### What you need to do
Using the text on Daguerre and his first critics, answer these:
(a) Which motivation behind the earliest critics' rhetoric of photographic truth does the text name?
(b) On what date did Alexander's Weekly Messenger introduce the topic of the daguerreotype?
(c) What academic discipline did Arago call his own?

### Text section
Daguerre and his first critics

Steffen Siegel
When considered from a historical perspective, photography is the first reproductive medium to have anticipated its own critique and position against other media.1 Before there were any discussions about the scientific purpose of photographic recording procedures, and even before debates over the artistic value of these images, one thing is remarkable: from its very beginning, the history of photography has been a matter of both images and texts. With respect to the first photographic procedures, from the moment of their disclosure, what can be shown and what we can see was formed by a discursive order that has been guided by a multiplicity of texts. And on this stage of media history, behind the scenes as it were, doubt plays a decisive role.
It would have been easy to criticize photographic images for their lack of color or their impracticably long exposure times. In contrast to these causes for skepticism, the earliest critics sang photography’s praises with striking emphasis. But as this chapter will suggest, the rhetoric of photographic truth that they often employed was not a mere end in itself but, instead, it betrayed other motivations. Among these was the economic. The potential for profit played an essential role in framing the aesthetic and epistemic functions of photography, even from the medium’s very origins. This concern managed to generate a curious paradox in the earliest photo criticism whereby the impulse to talk up the clarity of photographic images and dismiss any possible doubt about their reproductive capacity actually acknowledged this very doubt as a blind spot in early photographic discourse.

Adoption

Almost exactly a year after the daguerreotype first became a topic of public conversation in Paris, Alexander’s Weekly Messenger introduced the topic on January 15, 1840. In its small article, the Philadelphia weekly seemed to have come late in a peculiar manner. For the short text first merely detailed the technological foundations of the daguerreotype, details that would have been well known to the American readers by that time. Moreover, the unnamed author, in his very first sentence, insisted on refamiliarizing his audience with the correct spelling and pronunciation of the complicated name that Daguerre attached to his photographic procedure: “This word is properly spelt Daguerréotype, and pronounced as if written Dagairraioteep.”2 This and similar articles from Alexander’s Weekly Messenger would have no doubt been lost to history had they not, some time ago, been attributed to none other but Edgar Allan Poe.3 As a regular contributor – if only for a brief period of time – to the Messenger, which had been founded by Charles W. Alexander, Poe added his journalistic voice to the polyphonic concert of press texts that had already started playing in January of 1839.4
Even before the address given by the Permanent Secretary of the Paris Academy of Sciences, Dominique François Arago, and – probably at Arago’s instigation – the French press, discussed what was finally officially introduced on January 7, 1839.5 Almost immediately, competing photographic procedures such as Daguerre’s own and Fox Talbot’s from England became a matter of public interest, stimulating a momentous interaction of camera and printing press.6 Poe named one of the causes of this news bubble right at the beginning of his miscellany, rehearsing a widely held opinion about the daguerreotype in specific: “The instrument itself must undoubtedly be regarded as the most important, and perhaps the most extraordinary triumph of modern science.”7 The scientist Arago had offered a similar conclusion just a year earlier when he spoke of the extraordinary importance of the new technology to his own academic discipline, astronomy, and to a range of others. The scientist promised nothing less than a new age of accuracy. With the daguerreotype, scientific research had been handed an instrument of measuring and presentation so exact that it would furnish a novel basis for the claim to precision.

### Information supplied

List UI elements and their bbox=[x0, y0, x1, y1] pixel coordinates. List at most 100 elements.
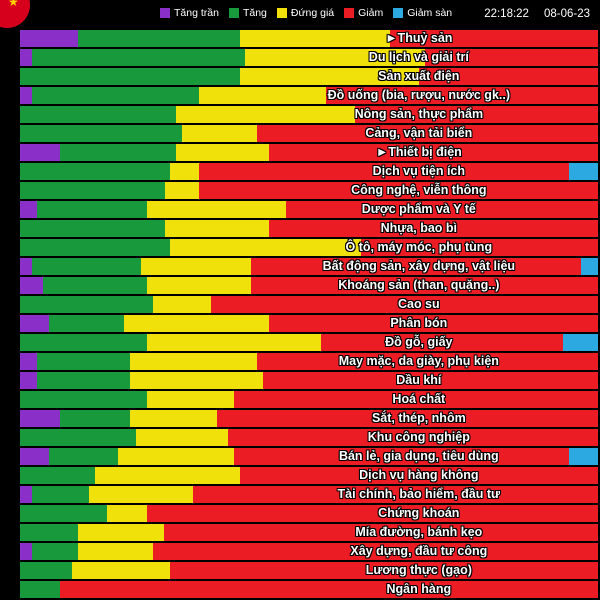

### Worked answer
(a) The economic motivation
(b) January 15, 1840
(c) Astronomy